--- Start of Supplied material ---

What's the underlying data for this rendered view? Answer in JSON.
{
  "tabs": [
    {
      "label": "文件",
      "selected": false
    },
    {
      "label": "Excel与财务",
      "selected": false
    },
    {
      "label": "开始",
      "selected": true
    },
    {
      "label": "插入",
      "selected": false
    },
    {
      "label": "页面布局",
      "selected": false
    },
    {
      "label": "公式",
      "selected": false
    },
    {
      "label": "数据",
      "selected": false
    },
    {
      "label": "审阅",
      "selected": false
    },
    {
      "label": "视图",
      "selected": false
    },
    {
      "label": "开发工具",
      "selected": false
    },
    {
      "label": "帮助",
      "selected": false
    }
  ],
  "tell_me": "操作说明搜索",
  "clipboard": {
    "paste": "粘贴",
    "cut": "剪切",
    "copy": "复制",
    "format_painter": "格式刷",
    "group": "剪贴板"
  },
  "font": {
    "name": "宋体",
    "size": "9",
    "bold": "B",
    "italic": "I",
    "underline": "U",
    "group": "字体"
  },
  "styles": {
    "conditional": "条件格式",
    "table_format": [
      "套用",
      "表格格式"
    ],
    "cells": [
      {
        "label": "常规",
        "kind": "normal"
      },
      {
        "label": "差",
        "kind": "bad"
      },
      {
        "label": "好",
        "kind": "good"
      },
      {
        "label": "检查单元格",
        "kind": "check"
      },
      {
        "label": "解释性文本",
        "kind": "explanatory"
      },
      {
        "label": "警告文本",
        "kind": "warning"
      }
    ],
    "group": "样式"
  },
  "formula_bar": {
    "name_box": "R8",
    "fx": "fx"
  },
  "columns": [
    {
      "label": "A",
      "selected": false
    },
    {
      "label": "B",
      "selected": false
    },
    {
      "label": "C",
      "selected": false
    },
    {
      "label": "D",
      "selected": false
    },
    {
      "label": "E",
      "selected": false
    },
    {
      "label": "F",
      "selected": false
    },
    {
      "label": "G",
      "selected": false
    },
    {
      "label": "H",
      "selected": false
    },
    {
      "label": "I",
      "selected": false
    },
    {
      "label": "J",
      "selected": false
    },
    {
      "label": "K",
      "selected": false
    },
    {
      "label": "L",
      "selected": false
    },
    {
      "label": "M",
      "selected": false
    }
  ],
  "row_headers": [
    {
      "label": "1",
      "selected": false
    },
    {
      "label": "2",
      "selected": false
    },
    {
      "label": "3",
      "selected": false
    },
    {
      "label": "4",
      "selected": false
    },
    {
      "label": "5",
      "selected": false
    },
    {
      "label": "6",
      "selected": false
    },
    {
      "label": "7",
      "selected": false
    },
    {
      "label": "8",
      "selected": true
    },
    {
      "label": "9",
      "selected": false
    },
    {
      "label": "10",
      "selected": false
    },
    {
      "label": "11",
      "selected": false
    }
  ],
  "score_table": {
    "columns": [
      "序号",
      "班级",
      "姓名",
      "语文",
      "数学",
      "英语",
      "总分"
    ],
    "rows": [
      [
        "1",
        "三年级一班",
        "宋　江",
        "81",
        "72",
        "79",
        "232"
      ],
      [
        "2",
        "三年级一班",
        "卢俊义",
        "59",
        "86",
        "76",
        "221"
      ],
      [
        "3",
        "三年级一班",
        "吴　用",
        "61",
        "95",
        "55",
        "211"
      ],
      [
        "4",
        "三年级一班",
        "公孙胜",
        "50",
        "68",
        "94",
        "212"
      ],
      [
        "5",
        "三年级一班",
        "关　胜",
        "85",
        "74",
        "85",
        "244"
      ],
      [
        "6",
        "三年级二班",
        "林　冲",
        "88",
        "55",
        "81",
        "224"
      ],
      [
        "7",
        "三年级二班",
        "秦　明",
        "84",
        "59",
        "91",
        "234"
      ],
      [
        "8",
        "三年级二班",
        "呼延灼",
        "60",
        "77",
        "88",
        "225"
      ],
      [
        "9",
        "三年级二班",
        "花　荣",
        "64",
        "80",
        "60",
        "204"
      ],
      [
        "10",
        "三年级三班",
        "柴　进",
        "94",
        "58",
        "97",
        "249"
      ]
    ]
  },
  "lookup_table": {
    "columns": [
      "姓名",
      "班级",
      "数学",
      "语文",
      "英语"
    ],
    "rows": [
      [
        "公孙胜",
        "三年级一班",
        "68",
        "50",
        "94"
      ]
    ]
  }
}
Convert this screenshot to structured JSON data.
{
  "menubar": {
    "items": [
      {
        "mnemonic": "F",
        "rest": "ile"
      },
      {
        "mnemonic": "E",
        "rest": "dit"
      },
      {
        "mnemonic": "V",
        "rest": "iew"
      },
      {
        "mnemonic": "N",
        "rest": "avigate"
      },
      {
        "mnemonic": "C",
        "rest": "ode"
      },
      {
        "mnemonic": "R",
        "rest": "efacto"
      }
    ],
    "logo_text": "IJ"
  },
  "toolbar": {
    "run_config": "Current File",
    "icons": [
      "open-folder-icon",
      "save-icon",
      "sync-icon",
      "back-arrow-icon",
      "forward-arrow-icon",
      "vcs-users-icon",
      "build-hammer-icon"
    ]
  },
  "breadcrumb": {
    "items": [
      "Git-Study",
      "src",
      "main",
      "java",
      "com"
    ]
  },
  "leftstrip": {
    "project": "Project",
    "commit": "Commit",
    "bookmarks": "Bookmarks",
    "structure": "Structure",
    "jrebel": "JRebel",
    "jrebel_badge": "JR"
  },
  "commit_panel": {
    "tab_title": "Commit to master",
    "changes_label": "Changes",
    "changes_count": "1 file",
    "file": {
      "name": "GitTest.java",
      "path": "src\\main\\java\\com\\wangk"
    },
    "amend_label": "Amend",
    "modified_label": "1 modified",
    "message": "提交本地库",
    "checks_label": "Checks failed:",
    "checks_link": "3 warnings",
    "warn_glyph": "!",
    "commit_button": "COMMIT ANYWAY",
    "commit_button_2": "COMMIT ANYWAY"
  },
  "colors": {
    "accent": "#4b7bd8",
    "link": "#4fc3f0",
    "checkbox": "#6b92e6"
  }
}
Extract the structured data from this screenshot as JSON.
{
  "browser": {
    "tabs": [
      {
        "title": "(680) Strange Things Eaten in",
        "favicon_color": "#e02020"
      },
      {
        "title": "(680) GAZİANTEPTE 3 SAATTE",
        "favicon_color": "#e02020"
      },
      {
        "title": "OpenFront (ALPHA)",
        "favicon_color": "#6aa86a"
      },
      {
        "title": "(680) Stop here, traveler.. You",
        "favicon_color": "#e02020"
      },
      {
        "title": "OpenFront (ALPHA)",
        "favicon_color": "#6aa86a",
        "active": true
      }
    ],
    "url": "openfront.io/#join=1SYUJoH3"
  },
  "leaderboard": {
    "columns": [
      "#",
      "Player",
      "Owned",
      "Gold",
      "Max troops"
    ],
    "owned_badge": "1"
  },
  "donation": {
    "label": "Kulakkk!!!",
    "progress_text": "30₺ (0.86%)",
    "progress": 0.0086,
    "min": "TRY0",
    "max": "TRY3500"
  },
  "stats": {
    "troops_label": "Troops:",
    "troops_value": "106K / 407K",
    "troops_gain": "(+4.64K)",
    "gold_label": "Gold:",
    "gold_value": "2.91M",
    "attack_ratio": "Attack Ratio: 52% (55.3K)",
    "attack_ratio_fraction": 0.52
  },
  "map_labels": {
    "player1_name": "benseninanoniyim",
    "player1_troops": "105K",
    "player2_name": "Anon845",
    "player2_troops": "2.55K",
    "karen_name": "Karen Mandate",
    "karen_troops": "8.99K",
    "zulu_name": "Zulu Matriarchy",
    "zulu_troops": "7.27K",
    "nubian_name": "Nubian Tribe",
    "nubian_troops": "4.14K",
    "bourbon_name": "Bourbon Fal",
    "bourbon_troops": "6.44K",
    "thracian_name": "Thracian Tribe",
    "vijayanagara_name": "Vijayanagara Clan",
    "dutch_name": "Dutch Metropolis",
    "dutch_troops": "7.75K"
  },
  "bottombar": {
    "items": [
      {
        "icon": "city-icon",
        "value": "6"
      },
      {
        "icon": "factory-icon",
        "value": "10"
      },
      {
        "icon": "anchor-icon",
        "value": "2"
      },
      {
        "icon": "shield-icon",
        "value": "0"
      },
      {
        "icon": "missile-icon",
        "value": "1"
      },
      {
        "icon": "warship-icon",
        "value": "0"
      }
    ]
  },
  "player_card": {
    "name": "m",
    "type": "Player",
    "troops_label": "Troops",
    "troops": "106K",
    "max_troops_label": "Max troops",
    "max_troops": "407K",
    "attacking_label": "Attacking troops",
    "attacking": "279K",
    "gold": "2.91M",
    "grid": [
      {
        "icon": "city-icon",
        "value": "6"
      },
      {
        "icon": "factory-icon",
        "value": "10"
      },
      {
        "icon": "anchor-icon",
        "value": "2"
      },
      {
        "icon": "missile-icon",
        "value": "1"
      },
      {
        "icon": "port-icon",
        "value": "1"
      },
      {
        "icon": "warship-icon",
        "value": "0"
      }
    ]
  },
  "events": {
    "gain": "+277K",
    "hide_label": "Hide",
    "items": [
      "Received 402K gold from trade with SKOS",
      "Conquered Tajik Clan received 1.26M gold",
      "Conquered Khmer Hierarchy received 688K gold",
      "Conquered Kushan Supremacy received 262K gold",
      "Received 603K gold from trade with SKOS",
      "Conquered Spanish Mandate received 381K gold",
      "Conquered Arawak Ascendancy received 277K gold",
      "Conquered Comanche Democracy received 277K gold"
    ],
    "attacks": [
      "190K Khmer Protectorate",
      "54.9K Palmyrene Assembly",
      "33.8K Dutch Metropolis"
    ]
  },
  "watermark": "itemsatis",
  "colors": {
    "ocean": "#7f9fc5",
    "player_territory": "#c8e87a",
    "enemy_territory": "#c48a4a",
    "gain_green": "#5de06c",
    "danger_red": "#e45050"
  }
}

--- End of Supplied material ---

▸ **Task**
Looking at the material above, count the lines that hold "Clan" and give the total alone.

▸ **Output**
2